## Start Dataset entries

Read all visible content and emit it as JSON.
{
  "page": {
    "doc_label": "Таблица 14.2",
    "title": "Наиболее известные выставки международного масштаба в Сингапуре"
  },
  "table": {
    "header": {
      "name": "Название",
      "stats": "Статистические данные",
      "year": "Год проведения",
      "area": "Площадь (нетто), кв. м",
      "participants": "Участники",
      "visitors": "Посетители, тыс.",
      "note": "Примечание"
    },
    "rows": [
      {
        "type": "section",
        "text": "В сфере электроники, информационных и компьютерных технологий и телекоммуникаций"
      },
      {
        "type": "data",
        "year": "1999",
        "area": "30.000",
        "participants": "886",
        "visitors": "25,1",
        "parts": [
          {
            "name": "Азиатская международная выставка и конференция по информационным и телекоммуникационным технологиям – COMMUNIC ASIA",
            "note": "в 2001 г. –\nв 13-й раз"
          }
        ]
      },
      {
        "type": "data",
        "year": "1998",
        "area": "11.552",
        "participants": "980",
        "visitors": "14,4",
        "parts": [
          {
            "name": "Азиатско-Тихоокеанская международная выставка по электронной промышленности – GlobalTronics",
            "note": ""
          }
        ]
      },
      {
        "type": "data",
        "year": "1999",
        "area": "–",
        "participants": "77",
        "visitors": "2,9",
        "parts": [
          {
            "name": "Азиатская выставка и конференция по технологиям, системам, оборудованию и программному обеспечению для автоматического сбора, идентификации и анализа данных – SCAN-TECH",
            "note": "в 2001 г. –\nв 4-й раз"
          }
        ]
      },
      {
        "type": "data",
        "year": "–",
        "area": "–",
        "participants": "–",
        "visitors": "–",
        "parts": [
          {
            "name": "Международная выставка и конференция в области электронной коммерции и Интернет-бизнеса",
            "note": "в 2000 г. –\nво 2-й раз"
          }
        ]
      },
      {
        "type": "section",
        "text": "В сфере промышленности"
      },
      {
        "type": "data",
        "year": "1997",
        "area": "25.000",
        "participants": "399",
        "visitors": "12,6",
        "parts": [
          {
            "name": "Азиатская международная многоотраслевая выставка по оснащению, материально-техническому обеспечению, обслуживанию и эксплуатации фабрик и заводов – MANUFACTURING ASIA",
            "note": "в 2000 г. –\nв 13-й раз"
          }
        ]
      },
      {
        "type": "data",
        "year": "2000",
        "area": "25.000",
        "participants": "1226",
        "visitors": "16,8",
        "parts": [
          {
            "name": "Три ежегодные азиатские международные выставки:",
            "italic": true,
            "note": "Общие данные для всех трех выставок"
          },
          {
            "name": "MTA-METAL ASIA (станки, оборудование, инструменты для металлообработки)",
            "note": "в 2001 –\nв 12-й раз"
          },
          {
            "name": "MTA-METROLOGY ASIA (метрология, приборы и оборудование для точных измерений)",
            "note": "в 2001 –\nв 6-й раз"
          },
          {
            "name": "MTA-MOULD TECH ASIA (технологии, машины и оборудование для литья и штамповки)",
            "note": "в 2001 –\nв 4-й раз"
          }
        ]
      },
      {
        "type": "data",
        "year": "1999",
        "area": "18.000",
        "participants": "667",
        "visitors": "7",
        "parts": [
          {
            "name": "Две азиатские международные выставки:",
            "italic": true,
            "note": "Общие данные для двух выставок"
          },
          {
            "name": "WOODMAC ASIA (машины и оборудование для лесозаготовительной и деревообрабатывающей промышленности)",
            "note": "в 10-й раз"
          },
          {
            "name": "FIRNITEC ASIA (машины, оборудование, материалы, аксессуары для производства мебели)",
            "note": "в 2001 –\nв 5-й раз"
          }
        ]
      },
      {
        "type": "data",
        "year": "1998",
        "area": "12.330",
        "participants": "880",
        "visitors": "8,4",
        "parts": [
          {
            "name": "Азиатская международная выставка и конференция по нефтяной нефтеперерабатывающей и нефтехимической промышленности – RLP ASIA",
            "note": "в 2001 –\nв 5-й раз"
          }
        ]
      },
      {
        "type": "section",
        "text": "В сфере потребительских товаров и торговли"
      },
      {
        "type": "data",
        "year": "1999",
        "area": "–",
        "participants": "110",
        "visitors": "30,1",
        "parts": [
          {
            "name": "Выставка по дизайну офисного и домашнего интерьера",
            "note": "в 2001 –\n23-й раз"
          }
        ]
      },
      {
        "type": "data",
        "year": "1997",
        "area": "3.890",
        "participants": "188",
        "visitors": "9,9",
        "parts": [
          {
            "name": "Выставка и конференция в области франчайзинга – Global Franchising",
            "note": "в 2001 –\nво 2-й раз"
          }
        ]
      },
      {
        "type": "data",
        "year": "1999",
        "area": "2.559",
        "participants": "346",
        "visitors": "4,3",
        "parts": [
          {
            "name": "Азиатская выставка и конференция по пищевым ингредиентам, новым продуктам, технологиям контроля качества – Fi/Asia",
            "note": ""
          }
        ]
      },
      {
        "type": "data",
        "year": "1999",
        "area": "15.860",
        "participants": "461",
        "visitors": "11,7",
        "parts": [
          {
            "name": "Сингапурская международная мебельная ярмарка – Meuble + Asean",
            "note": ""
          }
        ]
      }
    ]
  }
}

## End Dataset entries

**Written problem**
Transcribe all lines as written.

**Exercise solution**
Read all visible content and emit it as JSON.
{
  "page": {
    "doc_label": "Таблица 14.2",
    "title": "Наиболее известные выставки международного масштаба в Сингапуре"
  },
  "table": {
    "header": {
      "name": "Название",
      "stats": "Статистические данные",
      "year": "Год проведения",
      "area": "Площадь (нетто), кв. м",
      "participants": "Участники",
      "visitors": "Посетители, тыс.",
      "note": "Примечание"
    },
    "rows": [
      {
        "type": "section",
        "text": "В сфере электроники, информационных и компьютерных технологий и телекоммуникаций"
      },
      {
        "type": "data",
        "year": "1999",
        "area": "30.000",
        "participants": "886",
        "visitors": "25,1",
        "parts": [
          {
            "name": "Азиатская международная выставка и конференция по информационным и телекоммуникационным технологиям – COMMUNIC ASIA",
            "note": "в 2001 г. –\nв 13-й раз"
          }
        ]
      },
      {
        "type": "data",
        "year": "1998",
        "area": "11.552",
        "participants": "980",
        "visitors": "14,4",
        "parts": [
          {
            "name": "Азиатско-Тихоокеанская международная выставка по электронной промышленности – GlobalTronics",
            "note": ""
          }
        ]
      },
      {
        "type": "data",
        "year": "1999",
        "area": "–",
        "participants": "77",
        "visitors": "2,9",
        "parts": [
          {
            "name": "Азиатская выставка и конференция по технологиям, системам, оборудованию и программному обеспечению для автоматического сбора, идентификации и анализа данных – SCAN-TECH",
            "note": "в 2001 г. –\nв 4-й раз"
          }
        ]
      },
      {
        "type": "data",
        "year": "–",
        "area": "–",
        "participants": "–",
        "visitors": "–",
        "parts": [
          {
            "name": "Международная выставка и конференция в области электронной коммерции и Интернет-бизнеса",
            "note": "в 2000 г. –\nво 2-й раз"
          }
        ]
      },
      {
        "type": "section",
        "text": "В сфере промышленности"
      },
      {
        "type": "data",
        "year": "1997",
        "area": "25.000",
        "participants": "399",
        "visitors": "12,6",
        "parts": [
          {
            "name": "Азиатская международная многоотраслевая выставка по оснащению, материально-техническому обеспечению, обслуживанию и эксплуатации фабрик и заводов – MANUFACTURING ASIA",
            "note": "в 2000 г. –\nв 13-й раз"
          }
        ]
      },
      {
        "type": "data",
        "year": "2000",
        "area": "25.000",
        "participants": "1226",
        "visitors": "16,8",
        "parts": [
          {
            "name": "Три ежегодные азиатские международные выставки:",
            "italic": true,
            "note": "Общие данные для всех трех выставок"
          },
          {
            "name": "MTA-METAL ASIA (станки, оборудование, инструменты для металлообработки)",
            "note": "в 2001 –\nв 12-й раз"
          },
          {
            "name": "MTA-METROLOGY ASIA (метрология, приборы и оборудование для точных измерений)",
            "note": "в 2001 –\nв 6-й раз"
          },
          {
            "name": "MTA-MOULD TECH ASIA (технологии, машины и оборудование для литья и штамповки)",
            "note": "в 2001 –\nв 4-й раз"
          }
        ]
      },
      {
        "type": "data",
        "year": "1999",
        "area": "18.000",
        "participants": "667",
        "visitors": "7",
        "parts": [
          {
            "name": "Две азиатские международные выставки:",
            "italic": true,
            "note": "Общие данные для двух выставок"
          },
          {
            "name": "WOODMAC ASIA (машины и оборудование для лесозаготовительной и деревообрабатывающей промышленности)",
            "note": "в 10-й раз"
          },
          {
            "name": "FIRNITEC ASIA (машины, оборудование, материалы, аксессуары для производства мебели)",
            "note": "в 2001 –\nв 5-й раз"
          }
        ]
      },
      {
        "type": "data",
        "year": "1998",
        "area": "12.330",
        "participants": "880",
        "visitors": "8,4",
        "parts": [
          {
            "name": "Азиатская международная выставка и конференция по нефтяной нефтеперерабатывающей и нефтехимической промышленности – RLP ASIA",
            "note": "в 2001 –\nв 5-й раз"
          }
        ]
      },
      {
        "type": "section",
        "text": "В сфере потребительских товаров и торговли"
      },
      {
        "type": "data",
        "year": "1999",
        "area": "–",
        "participants": "110",
        "visitors": "30,1",
        "parts": [
          {
            "name": "Выставка по дизайну офисного и домашнего интерьера",
            "note": "в 2001 –\n23-й раз"
          }
        ]
      },
      {
        "type": "data",
        "year": "1997",
        "area": "3.890",
        "participants": "188",
        "visitors": "9,9",
        "parts": [
          {
            "name": "Выставка и конференция в области франчайзинга – Global Franchising",
            "note": "в 2001 –\nво 2-й раз"
          }
        ]
      },
      {
        "type": "data",
        "year": "1999",
        "area": "2.559",
        "participants": "346",
        "visitors": "4,3",
        "parts": [
          {
            "name": "Азиатская выставка и конференция по пищевым ингредиентам, новым продуктам, технологиям контроля качества – Fi/Asia",
            "note": ""
          }
        ]
      },
      {
        "type": "data",
        "year": "1999",
        "area": "15.860",
        "participants": "461",
        "visitors": "11,7",
        "parts": [
          {
            "name": "Сингапурская международная мебельная ярмарка – Meuble + Asean",
            "note": ""
          }
        ]
      }
    ]
  }
}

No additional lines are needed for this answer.